**What to produce**
Every record must be repeated exactly; omit any pictures they contain.

**Material supplied**
— Start —

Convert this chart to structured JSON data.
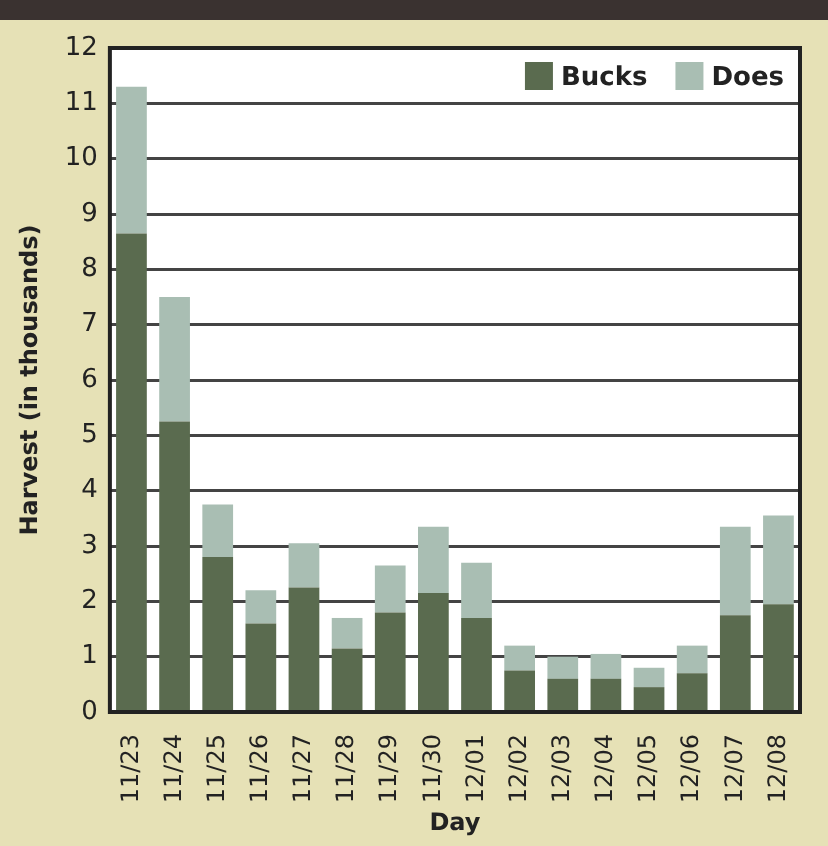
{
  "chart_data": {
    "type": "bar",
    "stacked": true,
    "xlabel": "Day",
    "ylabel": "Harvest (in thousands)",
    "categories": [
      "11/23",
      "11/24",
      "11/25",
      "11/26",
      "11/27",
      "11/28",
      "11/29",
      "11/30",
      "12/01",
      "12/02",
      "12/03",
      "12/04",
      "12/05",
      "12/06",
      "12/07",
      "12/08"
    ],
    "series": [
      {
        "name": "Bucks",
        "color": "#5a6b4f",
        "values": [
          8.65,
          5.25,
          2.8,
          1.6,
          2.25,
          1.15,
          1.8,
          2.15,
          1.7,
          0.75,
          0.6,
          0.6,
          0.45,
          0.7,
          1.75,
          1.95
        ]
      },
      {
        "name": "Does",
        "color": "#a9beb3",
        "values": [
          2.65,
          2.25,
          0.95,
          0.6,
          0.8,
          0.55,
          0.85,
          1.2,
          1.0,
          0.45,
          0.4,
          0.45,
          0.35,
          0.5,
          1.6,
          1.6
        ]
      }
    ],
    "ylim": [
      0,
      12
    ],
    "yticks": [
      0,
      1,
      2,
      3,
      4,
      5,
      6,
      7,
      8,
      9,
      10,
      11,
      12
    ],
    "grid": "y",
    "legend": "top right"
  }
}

— End —

**Task answer**
Convert this chart to structured JSON data.
{
  "chart_data": {
    "type": "bar",
    "stacked": true,
    "xlabel": "Day",
    "ylabel": "Harvest (in thousands)",
    "categories": [
      "11/23",
      "11/24",
      "11/25",
      "11/26",
      "11/27",
      "11/28",
      "11/29",
      "11/30",
      "12/01",
      "12/02",
      "12/03",
      "12/04",
      "12/05",
      "12/06",
      "12/07",
      "12/08"
    ],
    "series": [
      {
        "name": "Bucks",
        "color": "#5a6b4f",
        "values": [
          8.65,
          5.25,
          2.8,
          1.6,
          2.25,
          1.15,
          1.8,
          2.15,
          1.7,
          0.75,
          0.6,
          0.6,
          0.45,
          0.7,
          1.75,
          1.95
        ]
      },
      {
        "name": "Does",
        "color": "#a9beb3",
        "values": [
          2.65,
          2.25,
          0.95,
          0.6,
          0.8,
          0.55,
          0.85,
          1.2,
          1.0,
          0.45,
          0.4,
          0.45,
          0.35,
          0.5,
          1.6,
          1.6
        ]
      }
    ],
    "ylim": [
      0,
      12
    ],
    "yticks": [
      0,
      1,
      2,
      3,
      4,
      5,
      6,
      7,
      8,
      9,
      10,
      11,
      12
    ],
    "grid": "y",
    "legend": "top right"
  }
}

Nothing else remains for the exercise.